**Figure record extracts**
[start]

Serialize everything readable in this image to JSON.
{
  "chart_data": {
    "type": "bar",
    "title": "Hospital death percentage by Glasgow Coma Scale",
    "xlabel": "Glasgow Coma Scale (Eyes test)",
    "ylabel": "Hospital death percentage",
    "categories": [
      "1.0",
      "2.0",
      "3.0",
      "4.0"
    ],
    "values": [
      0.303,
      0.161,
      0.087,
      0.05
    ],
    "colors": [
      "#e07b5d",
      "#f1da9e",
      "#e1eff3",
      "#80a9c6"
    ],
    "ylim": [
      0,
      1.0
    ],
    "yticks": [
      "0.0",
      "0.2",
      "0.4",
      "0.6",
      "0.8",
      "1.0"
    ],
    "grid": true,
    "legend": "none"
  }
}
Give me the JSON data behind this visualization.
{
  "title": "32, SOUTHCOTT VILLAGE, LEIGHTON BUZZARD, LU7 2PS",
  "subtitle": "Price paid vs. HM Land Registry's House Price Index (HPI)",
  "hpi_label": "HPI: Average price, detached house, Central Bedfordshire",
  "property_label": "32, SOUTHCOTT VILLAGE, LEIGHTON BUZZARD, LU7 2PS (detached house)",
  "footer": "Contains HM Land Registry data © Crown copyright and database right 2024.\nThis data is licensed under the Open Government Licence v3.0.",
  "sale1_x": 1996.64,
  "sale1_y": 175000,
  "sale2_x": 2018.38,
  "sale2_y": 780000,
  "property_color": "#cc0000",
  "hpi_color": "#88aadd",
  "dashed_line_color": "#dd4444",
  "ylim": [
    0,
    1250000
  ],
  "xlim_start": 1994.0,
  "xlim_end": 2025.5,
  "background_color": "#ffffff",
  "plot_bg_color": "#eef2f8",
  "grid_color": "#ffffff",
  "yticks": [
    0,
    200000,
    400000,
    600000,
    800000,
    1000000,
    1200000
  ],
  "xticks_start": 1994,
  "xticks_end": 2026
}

[end]

Look above for the line containing "Give me the"; copy from it through the last line, exactly, and nothing more.

**THE OUTPUT**
Give me the JSON data behind this visualization.
{
  "title": "32, SOUTHCOTT VILLAGE, LEIGHTON BUZZARD, LU7 2PS",
  "subtitle": "Price paid vs. HM Land Registry's House Price Index (HPI)",
  "hpi_label": "HPI: Average price, detached house, Central Bedfordshire",
  "property_label": "32, SOUTHCOTT VILLAGE, LEIGHTON BUZZARD, LU7 2PS (detached house)",
  "footer": "Contains HM Land Registry data © Crown copyright and database right 2024.\nThis data is licensed under the Open Government Licence v3.0.",
  "sale1_x": 1996.64,
  "sale1_y": 175000,
  "sale2_x": 2018.38,
  "sale2_y": 780000,
  "property_color": "#cc0000",
  "hpi_color": "#88aadd",
  "dashed_line_color": "#dd4444",
  "ylim": [
    0,
    1250000
  ],
  "xlim_start": 1994.0,
  "xlim_end": 2025.5,
  "background_color": "#ffffff",
  "plot_bg_color": "#eef2f8",
  "grid_color": "#ffffff",
  "yticks": [
    0,
    200000,
    400000,
    600000,
    800000,
    1000000,
    1200000
  ],
  "xticks_start": 1994,
  "xticks_end": 2026
}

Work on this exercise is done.